◆ WORK TO DO: Once the pictures are set aside, transcribe the remaining data exactly.

◆ INFORMATION SUPPLIED:

/---

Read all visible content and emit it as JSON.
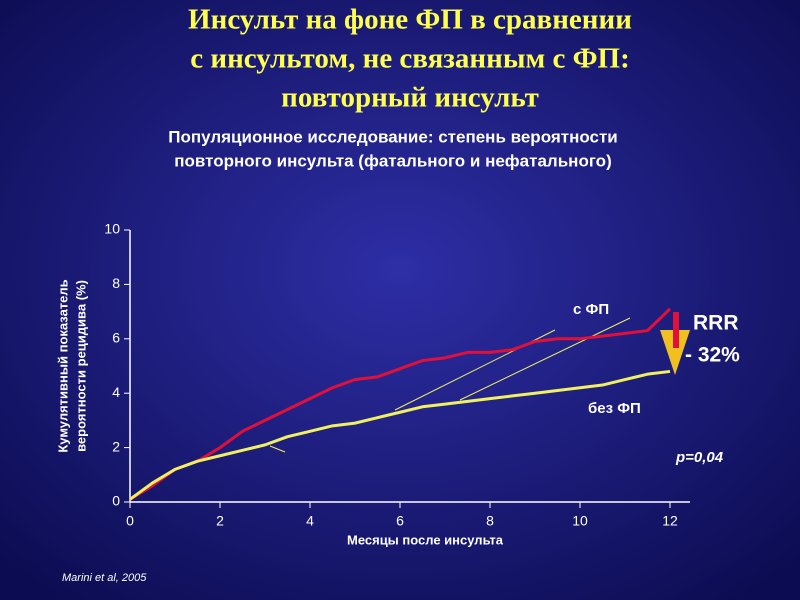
{
  "chart_data": {
    "type": "line",
    "title": [
      "Инсульт на фоне ФП в сравнении",
      "с инсультом, не связанным с ФП:",
      "повторный инсульт"
    ],
    "subtitle": [
      "Популяционное исследование: степень вероятности",
      "повторного инсульта (фатального и нефатального)"
    ],
    "x_label": "Месяцы после инсульта",
    "y_label": [
      "Кумулятивный показатель",
      "вероятности рецидива (%)"
    ],
    "x": [
      0,
      0.5,
      1,
      1.5,
      2,
      2.5,
      3,
      3.5,
      4,
      4.5,
      5,
      5.5,
      6,
      6.5,
      7,
      7.5,
      8,
      8.5,
      9,
      9.5,
      10,
      10.5,
      11,
      11.5,
      12
    ],
    "series": [
      {
        "name": "с ФП",
        "color": "#e0103a",
        "values": [
          0.1,
          0.6,
          1.2,
          1.5,
          2.0,
          2.6,
          3.0,
          3.4,
          3.8,
          4.2,
          4.5,
          4.6,
          4.9,
          5.2,
          5.3,
          5.5,
          5.5,
          5.6,
          5.9,
          6.0,
          6.0,
          6.1,
          6.2,
          6.3,
          7.1
        ]
      },
      {
        "name": "без ФП",
        "color": "#f0f060",
        "values": [
          0.1,
          0.7,
          1.2,
          1.5,
          1.7,
          1.9,
          2.1,
          2.4,
          2.6,
          2.8,
          2.9,
          3.1,
          3.3,
          3.5,
          3.6,
          3.7,
          3.8,
          3.9,
          4.0,
          4.1,
          4.2,
          4.3,
          4.5,
          4.7,
          4.8
        ]
      }
    ],
    "xlim": [
      0,
      12
    ],
    "xticks": [
      0,
      2,
      4,
      6,
      8,
      10,
      12
    ],
    "ylim": [
      0,
      10
    ],
    "yticks": [
      0,
      2,
      4,
      6,
      8,
      10
    ],
    "annotations": {
      "rrr": "RRR",
      "reduction": "- 32%",
      "p_value": "p=0,04"
    },
    "source": "Marini et al, 2005"
  }
}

\---

◆ FINISHED TASK:
Read all visible content and emit it as JSON.
{
  "chart_data": {
    "type": "line",
    "title": [
      "Инсульт на фоне ФП в сравнении",
      "с инсультом, не связанным с ФП:",
      "повторный инсульт"
    ],
    "subtitle": [
      "Популяционное исследование: степень вероятности",
      "повторного инсульта (фатального и нефатального)"
    ],
    "x_label": "Месяцы после инсульта",
    "y_label": [
      "Кумулятивный показатель",
      "вероятности рецидива (%)"
    ],
    "x": [
      0,
      0.5,
      1,
      1.5,
      2,
      2.5,
      3,
      3.5,
      4,
      4.5,
      5,
      5.5,
      6,
      6.5,
      7,
      7.5,
      8,
      8.5,
      9,
      9.5,
      10,
      10.5,
      11,
      11.5,
      12
    ],
    "series": [
      {
        "name": "с ФП",
        "color": "#e0103a",
        "values": [
          0.1,
          0.6,
          1.2,
          1.5,
          2.0,
          2.6,
          3.0,
          3.4,
          3.8,
          4.2,
          4.5,
          4.6,
          4.9,
          5.2,
          5.3,
          5.5,
          5.5,
          5.6,
          5.9,
          6.0,
          6.0,
          6.1,
          6.2,
          6.3,
          7.1
        ]
      },
      {
        "name": "без ФП",
        "color": "#f0f060",
        "values": [
          0.1,
          0.7,
          1.2,
          1.5,
          1.7,
          1.9,
          2.1,
          2.4,
          2.6,
          2.8,
          2.9,
          3.1,
          3.3,
          3.5,
          3.6,
          3.7,
          3.8,
          3.9,
          4.0,
          4.1,
          4.2,
          4.3,
          4.5,
          4.7,
          4.8
        ]
      }
    ],
    "xlim": [
      0,
      12
    ],
    "xticks": [
      0,
      2,
      4,
      6,
      8,
      10,
      12
    ],
    "ylim": [
      0,
      10
    ],
    "yticks": [
      0,
      2,
      4,
      6,
      8,
      10
    ],
    "annotations": {
      "rrr": "RRR",
      "reduction": "- 32%",
      "p_value": "p=0,04"
    },
    "source": "Marini et al, 2005"
  }
}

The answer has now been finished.